Things to do
1. From the arc-lighting text, extract the passage between "There were three" and "produce different colours.", inclusive.
2. According to the arc-lighting text, who was the Thomson-Houston company's patent attorney?
3. Pick up the arc-lighting text after its final sentence and keep writing.

Given text
* begin *

There were three major advances in the 1880s: František Křižík invented in 1880 a mechanism to allow the automatic adjustment of the electrodes. The arcs were enclosed in a small tube to slow the carbon consumption (increasing the life span to around 100 hours). Flame arc lamps were introduced where the carbon rods had metal salts (usually magnesium, strontium, barium, or calcium fluorides) added to increase light output and produce different colours.

In the U.S., patent protection of arc-lighting systems and improved dynamos proved difficult and as a result the arc-lighting industry became highly competitive.  Brush's principal competition was from the team of Elihu Thomson and Edwin J. Houston.  These two had formed the American Electric Corporation in 1880, but it was soon bought up by Charles A. Coffin, moved to Lynn, Massachusetts, and renamed the Thomson-Houston Electric Company.  Thomson remained, though, the principal inventive genius behind the company patenting improvements to the lighting system. Under the leadership of Thomson-Houston's patent attorney, Frederick P. Fish, the company protected its new patent rights.  Coffin's management also led the company towards an aggressive policy of buy-outs and mergers with competitors.  Both strategies reduced competition in the electrical lighting manufacturing industry.  By 1890, the Thomson-Houston company was the dominant electrical manufacturing company in the U.S.  Nikola Tesla received U.S. Patent 447920, "Method of Operating Arc-Lamps" (March 10, 1891), that describes a 10,000 cycles per second alternator to suppress the disagreeable sound of power-frequency harmonics produced by arc lamps operating on frequencies within the range of human hearing.

Around the turn of the century arc-lighting systems were in decline, but Thomson-Houston controlled key patents to urban lighting systems. This control slowed the expansion of incandescent lighting systems being developed by Thomas Edison's Edison General Electric Company. Conversely, Edison's control of direct current distribution and generating machinery patents blocked further expansion of Thomson-Houston. The roadblock to expansion was removed when the two companies merged in 1892 to form the General Electric Company.

* end *

Source material
* begin *

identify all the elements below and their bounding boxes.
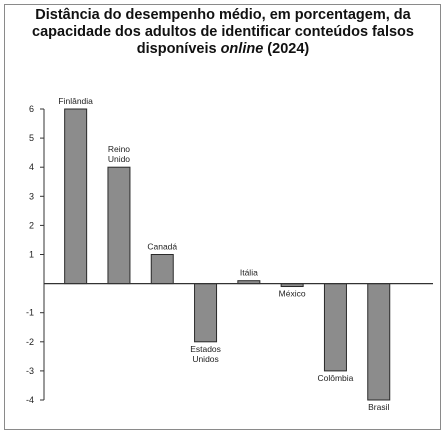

* end *

Results of the exercise
1.
There were three major advances in the 1880s: František Křižík invented in 1880 a mechanism to allow the automatic adjustment of the electrodes. The arcs were enclosed in a small tube to slow the carbon consumption (increasing the life span to around 100 hours). Flame arc lamps were introduced where the carbon rods had metal salts (usually magnesium, strontium, barium, or calcium fluorides) added to increase light output and produce different colours.

2. Frederick P. Fish

3.
Arc lamps were used in some early motion-picture studios to illuminate interior shots. One problem was that they produce such a high level of ultra-violet light that many actors needed to wear sunglasses when off camera to relieve sore eyes resulting from the ultra-violet light.  The problem was solved by adding a sheet of ordinary window glass in front of the lamp, blocking the ultra-violet.  By the dawn of the "talkies", arc lamps had been replaced in film studios with other types of lights. In 1915, Elmer Ambrose Sperry began manufacturing his invention of a high-intensity carbon arc searchlight. These were used aboard warships of all navies during the 20th century for signaling and illuminating enemies.  In the 1920s, carbon arc lamps were sold as family health products, a substitute for natural sunlight.

Arc lamps were superseded by filament lamps in most roles, remaining in only certain niche applications such as cinema projection, spotlights, and searchlights. In the 1950's and 1960's the high-power D.C. for the carbon-arc lamp of a outdoor drive-in projector would typically be supplied by a motor-generator combo (AC motor powering a DC generator). Even in these applications conventional carbon-arc lamps were mostly pushed into obsolescence by xenon arc lamps, but were still being manufactured as spotlights at least as late as 1982 and are still manufactured for at least one purpose – simulating sunlight in "accelerated aging" machines intended to estimate how fast a material is likely to be degraded by environmental exposure.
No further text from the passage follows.